**Listings of element regions**

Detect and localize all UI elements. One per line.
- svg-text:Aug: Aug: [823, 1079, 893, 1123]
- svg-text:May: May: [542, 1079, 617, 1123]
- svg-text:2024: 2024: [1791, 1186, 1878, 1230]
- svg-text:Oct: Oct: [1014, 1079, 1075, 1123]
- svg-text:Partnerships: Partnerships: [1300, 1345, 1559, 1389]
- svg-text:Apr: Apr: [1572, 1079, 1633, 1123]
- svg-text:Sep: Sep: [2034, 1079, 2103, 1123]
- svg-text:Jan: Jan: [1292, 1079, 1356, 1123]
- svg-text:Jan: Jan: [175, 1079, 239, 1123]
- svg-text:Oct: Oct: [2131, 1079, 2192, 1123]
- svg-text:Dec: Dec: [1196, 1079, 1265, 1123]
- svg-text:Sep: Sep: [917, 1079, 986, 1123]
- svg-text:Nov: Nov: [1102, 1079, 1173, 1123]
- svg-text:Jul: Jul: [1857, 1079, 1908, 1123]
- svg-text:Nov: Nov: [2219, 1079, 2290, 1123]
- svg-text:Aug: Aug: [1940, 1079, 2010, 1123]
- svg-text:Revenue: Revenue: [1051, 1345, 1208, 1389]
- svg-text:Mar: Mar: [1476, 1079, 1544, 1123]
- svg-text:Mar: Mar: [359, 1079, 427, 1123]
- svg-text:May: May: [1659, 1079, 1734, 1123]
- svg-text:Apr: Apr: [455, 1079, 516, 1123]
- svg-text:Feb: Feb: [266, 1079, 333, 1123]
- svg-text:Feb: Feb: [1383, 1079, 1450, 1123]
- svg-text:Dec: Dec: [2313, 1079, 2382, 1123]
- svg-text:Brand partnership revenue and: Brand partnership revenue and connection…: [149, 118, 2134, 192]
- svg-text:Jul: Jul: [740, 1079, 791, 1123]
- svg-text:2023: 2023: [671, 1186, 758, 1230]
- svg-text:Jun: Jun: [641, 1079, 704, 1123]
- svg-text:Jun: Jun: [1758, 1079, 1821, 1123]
---
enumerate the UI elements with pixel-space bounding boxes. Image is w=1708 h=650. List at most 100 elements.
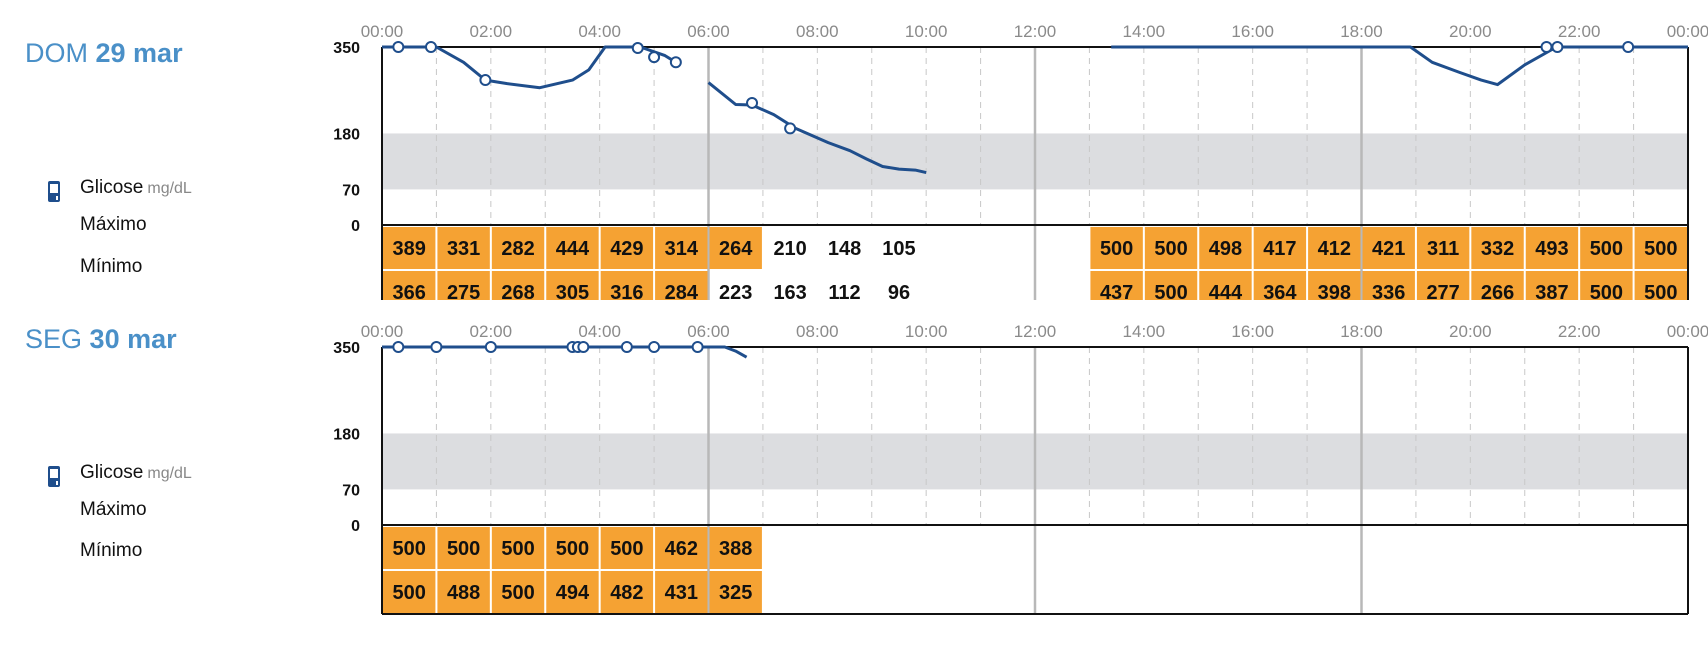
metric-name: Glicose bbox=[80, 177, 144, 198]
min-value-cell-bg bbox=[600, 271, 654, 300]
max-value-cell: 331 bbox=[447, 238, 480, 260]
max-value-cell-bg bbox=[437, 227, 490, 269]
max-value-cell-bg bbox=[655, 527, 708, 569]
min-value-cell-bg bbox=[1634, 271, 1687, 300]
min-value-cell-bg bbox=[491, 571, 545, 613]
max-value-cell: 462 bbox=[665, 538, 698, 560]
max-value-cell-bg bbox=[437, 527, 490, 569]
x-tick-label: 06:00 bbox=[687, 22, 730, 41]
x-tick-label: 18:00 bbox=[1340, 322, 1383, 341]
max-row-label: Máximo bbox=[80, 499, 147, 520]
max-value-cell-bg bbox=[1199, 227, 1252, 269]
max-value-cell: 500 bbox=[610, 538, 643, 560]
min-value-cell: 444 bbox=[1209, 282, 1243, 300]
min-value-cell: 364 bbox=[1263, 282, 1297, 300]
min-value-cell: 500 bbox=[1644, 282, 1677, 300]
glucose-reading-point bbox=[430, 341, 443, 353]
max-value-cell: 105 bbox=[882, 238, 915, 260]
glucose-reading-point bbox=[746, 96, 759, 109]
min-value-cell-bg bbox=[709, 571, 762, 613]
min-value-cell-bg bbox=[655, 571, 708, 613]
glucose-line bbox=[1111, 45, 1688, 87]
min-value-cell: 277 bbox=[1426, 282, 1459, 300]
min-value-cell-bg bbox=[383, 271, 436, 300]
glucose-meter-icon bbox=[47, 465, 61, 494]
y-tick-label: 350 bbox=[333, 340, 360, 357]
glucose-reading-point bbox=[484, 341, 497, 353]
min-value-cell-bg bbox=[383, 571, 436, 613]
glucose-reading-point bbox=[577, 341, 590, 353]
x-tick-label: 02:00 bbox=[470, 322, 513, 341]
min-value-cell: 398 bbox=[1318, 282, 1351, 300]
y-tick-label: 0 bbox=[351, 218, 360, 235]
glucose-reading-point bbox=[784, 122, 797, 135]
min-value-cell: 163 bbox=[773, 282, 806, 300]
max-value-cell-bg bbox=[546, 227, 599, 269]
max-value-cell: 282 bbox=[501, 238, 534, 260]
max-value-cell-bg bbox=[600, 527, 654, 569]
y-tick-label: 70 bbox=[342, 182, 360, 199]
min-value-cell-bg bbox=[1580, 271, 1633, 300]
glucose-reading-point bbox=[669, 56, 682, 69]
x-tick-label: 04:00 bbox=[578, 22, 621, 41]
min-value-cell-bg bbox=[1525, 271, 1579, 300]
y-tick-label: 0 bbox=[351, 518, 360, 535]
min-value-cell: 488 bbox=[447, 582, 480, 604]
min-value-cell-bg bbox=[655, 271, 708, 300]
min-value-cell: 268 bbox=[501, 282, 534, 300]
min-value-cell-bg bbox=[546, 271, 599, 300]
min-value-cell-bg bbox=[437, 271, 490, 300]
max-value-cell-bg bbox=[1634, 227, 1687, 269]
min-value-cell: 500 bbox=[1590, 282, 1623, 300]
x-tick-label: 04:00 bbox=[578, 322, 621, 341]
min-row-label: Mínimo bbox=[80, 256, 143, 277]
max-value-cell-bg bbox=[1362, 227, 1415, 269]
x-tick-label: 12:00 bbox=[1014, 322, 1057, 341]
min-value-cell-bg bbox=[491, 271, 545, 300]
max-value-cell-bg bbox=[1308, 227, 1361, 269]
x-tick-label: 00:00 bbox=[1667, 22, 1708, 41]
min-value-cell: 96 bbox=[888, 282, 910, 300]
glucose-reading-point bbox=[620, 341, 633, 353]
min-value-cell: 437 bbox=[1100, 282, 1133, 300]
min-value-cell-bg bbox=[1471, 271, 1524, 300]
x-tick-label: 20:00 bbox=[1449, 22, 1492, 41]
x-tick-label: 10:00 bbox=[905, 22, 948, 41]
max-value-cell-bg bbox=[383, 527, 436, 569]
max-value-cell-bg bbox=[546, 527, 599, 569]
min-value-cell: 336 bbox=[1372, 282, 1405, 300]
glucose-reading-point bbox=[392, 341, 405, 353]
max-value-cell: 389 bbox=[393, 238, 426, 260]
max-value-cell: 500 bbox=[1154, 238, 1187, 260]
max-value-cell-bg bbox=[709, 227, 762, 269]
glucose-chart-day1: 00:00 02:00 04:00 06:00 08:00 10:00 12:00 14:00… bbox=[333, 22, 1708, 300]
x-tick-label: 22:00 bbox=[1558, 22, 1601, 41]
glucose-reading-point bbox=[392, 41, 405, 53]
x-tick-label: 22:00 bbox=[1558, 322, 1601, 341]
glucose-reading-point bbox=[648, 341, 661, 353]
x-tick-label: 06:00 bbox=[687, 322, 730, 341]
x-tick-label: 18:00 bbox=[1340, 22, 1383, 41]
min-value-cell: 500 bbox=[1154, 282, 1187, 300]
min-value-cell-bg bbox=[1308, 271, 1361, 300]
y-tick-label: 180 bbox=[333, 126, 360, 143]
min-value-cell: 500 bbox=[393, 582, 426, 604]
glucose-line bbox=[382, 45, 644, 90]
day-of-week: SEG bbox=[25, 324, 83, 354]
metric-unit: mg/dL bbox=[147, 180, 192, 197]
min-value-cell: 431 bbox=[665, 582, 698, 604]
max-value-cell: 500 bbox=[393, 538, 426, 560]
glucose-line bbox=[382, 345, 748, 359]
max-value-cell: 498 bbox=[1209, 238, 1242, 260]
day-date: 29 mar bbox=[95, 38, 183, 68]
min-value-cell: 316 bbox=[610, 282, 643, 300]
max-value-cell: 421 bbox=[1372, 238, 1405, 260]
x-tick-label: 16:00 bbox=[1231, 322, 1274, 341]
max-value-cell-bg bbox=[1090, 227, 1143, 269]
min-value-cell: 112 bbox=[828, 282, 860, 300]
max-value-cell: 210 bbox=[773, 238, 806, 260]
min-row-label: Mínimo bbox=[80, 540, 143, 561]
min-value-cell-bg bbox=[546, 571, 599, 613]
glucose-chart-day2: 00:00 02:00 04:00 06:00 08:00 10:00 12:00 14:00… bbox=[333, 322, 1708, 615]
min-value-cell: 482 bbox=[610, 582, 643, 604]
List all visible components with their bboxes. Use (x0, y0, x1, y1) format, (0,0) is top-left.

**TASK OBJECTIVE**
Turn the data lines between the line holding "Detect and localize" and the line holding "- svg-text:Oct: Oct: [1014, 1079, 1075, 1123]", inclusive, into a numbered list, dropping any blank lines.

**EXERCISE RESULT**
1. Detect and localize all UI elements. One per line.
2. - svg-text:Aug: Aug: [823, 1079, 893, 1123]
3. - svg-text:May: May: [542, 1079, 617, 1123]
4. - svg-text:2024: 2024: [1791, 1186, 1878, 1230]
5. - svg-text:Oct: Oct: [1014, 1079, 1075, 1123]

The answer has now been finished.